** start of RECORDS SHOWN **

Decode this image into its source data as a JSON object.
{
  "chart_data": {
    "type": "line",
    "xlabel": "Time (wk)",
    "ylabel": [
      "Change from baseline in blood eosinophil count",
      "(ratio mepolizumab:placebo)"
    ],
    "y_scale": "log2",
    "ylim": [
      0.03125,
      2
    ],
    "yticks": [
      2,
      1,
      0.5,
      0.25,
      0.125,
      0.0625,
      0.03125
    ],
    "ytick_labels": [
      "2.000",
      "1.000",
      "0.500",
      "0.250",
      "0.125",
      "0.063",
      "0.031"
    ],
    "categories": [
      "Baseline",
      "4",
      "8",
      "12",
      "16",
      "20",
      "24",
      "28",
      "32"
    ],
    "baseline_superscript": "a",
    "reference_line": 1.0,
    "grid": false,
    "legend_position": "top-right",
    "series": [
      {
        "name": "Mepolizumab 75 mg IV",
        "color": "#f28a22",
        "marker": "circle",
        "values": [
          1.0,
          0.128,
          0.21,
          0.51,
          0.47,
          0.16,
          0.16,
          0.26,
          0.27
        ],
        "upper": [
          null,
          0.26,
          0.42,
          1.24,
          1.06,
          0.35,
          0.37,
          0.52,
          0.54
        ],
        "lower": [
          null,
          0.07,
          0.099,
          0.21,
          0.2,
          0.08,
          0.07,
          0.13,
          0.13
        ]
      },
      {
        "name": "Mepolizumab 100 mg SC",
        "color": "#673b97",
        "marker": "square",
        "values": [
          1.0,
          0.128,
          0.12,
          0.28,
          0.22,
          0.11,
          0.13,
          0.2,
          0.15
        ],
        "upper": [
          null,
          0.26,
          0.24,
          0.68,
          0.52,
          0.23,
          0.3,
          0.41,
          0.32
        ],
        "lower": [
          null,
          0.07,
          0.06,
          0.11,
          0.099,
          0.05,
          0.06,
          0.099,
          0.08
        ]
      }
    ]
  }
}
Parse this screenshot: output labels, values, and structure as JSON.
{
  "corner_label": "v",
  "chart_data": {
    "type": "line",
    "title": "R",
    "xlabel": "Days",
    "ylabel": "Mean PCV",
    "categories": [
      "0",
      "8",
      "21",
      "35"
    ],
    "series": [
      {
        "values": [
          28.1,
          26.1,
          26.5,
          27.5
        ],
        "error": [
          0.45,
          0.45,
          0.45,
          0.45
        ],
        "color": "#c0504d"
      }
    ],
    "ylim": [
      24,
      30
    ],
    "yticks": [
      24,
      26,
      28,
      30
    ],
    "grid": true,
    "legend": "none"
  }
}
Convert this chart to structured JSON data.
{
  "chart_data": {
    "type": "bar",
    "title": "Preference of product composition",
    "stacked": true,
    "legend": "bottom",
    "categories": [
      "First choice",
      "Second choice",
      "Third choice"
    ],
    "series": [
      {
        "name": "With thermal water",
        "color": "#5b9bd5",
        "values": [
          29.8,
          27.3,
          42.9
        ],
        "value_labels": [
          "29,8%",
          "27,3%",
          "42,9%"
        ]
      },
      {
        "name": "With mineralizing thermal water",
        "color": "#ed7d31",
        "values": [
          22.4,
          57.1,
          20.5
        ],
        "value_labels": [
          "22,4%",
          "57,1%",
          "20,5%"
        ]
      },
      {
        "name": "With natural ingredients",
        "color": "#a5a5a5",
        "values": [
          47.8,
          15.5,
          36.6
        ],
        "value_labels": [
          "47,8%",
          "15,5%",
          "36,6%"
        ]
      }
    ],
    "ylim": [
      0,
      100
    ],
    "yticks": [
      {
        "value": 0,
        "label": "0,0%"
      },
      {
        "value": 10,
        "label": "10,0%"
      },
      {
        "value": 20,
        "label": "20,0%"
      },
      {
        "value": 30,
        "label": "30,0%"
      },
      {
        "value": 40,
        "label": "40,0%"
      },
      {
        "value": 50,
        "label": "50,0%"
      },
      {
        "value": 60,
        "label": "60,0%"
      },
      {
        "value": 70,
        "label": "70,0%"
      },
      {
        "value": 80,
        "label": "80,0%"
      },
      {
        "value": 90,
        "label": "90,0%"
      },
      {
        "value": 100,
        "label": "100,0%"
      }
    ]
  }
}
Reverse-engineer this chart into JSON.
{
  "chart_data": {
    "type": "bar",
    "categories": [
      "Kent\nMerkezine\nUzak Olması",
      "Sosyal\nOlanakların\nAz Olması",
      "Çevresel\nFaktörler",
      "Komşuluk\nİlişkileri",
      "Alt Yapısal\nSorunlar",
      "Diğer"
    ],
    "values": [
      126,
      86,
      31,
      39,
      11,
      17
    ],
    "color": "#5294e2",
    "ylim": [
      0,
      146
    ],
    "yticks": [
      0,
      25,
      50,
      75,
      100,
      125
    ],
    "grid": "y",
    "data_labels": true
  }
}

** end of RECORDS SHOWN **

| PROBLEM TO WORK ON |
Copy every line of the records word for word.

| OUTPUT OF THE TASK |
Decode this image into its source data as a JSON object.
{
  "chart_data": {
    "type": "line",
    "xlabel": "Time (wk)",
    "ylabel": [
      "Change from baseline in blood eosinophil count",
      "(ratio mepolizumab:placebo)"
    ],
    "y_scale": "log2",
    "ylim": [
      0.03125,
      2
    ],
    "yticks": [
      2,
      1,
      0.5,
      0.25,
      0.125,
      0.0625,
      0.03125
    ],
    "ytick_labels": [
      "2.000",
      "1.000",
      "0.500",
      "0.250",
      "0.125",
      "0.063",
      "0.031"
    ],
    "categories": [
      "Baseline",
      "4",
      "8",
      "12",
      "16",
      "20",
      "24",
      "28",
      "32"
    ],
    "baseline_superscript": "a",
    "reference_line": 1.0,
    "grid": false,
    "legend_position": "top-right",
    "series": [
      {
        "name": "Mepolizumab 75 mg IV",
        "color": "#f28a22",
        "marker": "circle",
        "values": [
          1.0,
          0.128,
          0.21,
          0.51,
          0.47,
          0.16,
          0.16,
          0.26,
          0.27
        ],
        "upper": [
          null,
          0.26,
          0.42,
          1.24,
          1.06,
          0.35,
          0.37,
          0.52,
          0.54
        ],
        "lower": [
          null,
          0.07,
          0.099,
          0.21,
          0.2,
          0.08,
          0.07,
          0.13,
          0.13
        ]
      },
      {
        "name": "Mepolizumab 100 mg SC",
        "color": "#673b97",
        "marker": "square",
        "values": [
          1.0,
          0.128,
          0.12,
          0.28,
          0.22,
          0.11,
          0.13,
          0.2,
          0.15
        ],
        "upper": [
          null,
          0.26,
          0.24,
          0.68,
          0.52,
          0.23,
          0.3,
          0.41,
          0.32
        ],
        "lower": [
          null,
          0.07,
          0.06,
          0.11,
          0.099,
          0.05,
          0.06,
          0.099,
          0.08
        ]
      }
    ]
  }
}
Parse this screenshot: output labels, values, and structure as JSON.
{
  "corner_label": "v",
  "chart_data": {
    "type": "line",
    "title": "R",
    "xlabel": "Days",
    "ylabel": "Mean PCV",
    "categories": [
      "0",
      "8",
      "21",
      "35"
    ],
    "series": [
      {
        "values": [
          28.1,
          26.1,
          26.5,
          27.5
        ],
        "error": [
          0.45,
          0.45,
          0.45,
          0.45
        ],
        "color": "#c0504d"
      }
    ],
    "ylim": [
      24,
      30
    ],
    "yticks": [
      24,
      26,
      28,
      30
    ],
    "grid": true,
    "legend": "none"
  }
}
Convert this chart to structured JSON data.
{
  "chart_data": {
    "type": "bar",
    "title": "Preference of product composition",
    "stacked": true,
    "legend": "bottom",
    "categories": [
      "First choice",
      "Second choice",
      "Third choice"
    ],
    "series": [
      {
        "name": "With thermal water",
        "color": "#5b9bd5",
        "values": [
          29.8,
          27.3,
          42.9
        ],
        "value_labels": [
          "29,8%",
          "27,3%",
          "42,9%"
        ]
      },
      {
        "name": "With mineralizing thermal water",
        "color": "#ed7d31",
        "values": [
          22.4,
          57.1,
          20.5
        ],
        "value_labels": [
          "22,4%",
          "57,1%",
          "20,5%"
        ]
      },
      {
        "name": "With natural ingredients",
        "color": "#a5a5a5",
        "values": [
          47.8,
          15.5,
          36.6
        ],
        "value_labels": [
          "47,8%",
          "15,5%",
          "36,6%"
        ]
      }
    ],
    "ylim": [
      0,
      100
    ],
    "yticks": [
      {
        "value": 0,
        "label": "0,0%"
      },
      {
        "value": 10,
        "label": "10,0%"
      },
      {
        "value": 20,
        "label": "20,0%"
      },
      {
        "value": 30,
        "label": "30,0%"
      },
      {
        "value": 40,
        "label": "40,0%"
      },
      {
        "value": 50,
        "label": "50,0%"
      },
      {
        "value": 60,
        "label": "60,0%"
      },
      {
        "value": 70,
        "label": "70,0%"
      },
      {
        "value": 80,
        "label": "80,0%"
      },
      {
        "value": 90,
        "label": "90,0%"
      },
      {
        "value": 100,
        "label": "100,0%"
      }
    ]
  }
}
Reverse-engineer this chart into JSON.
{
  "chart_data": {
    "type": "bar",
    "categories": [
      "Kent\nMerkezine\nUzak Olması",
      "Sosyal\nOlanakların\nAz Olması",
      "Çevresel\nFaktörler",
      "Komşuluk\nİlişkileri",
      "Alt Yapısal\nSorunlar",
      "Diğer"
    ],
    "values": [
      126,
      86,
      31,
      39,
      11,
      17
    ],
    "color": "#5294e2",
    "ylim": [
      0,
      146
    ],
    "yticks": [
      0,
      25,
      50,
      75,
      100,
      125
    ],
    "grid": "y",
    "data_labels": true
  }
}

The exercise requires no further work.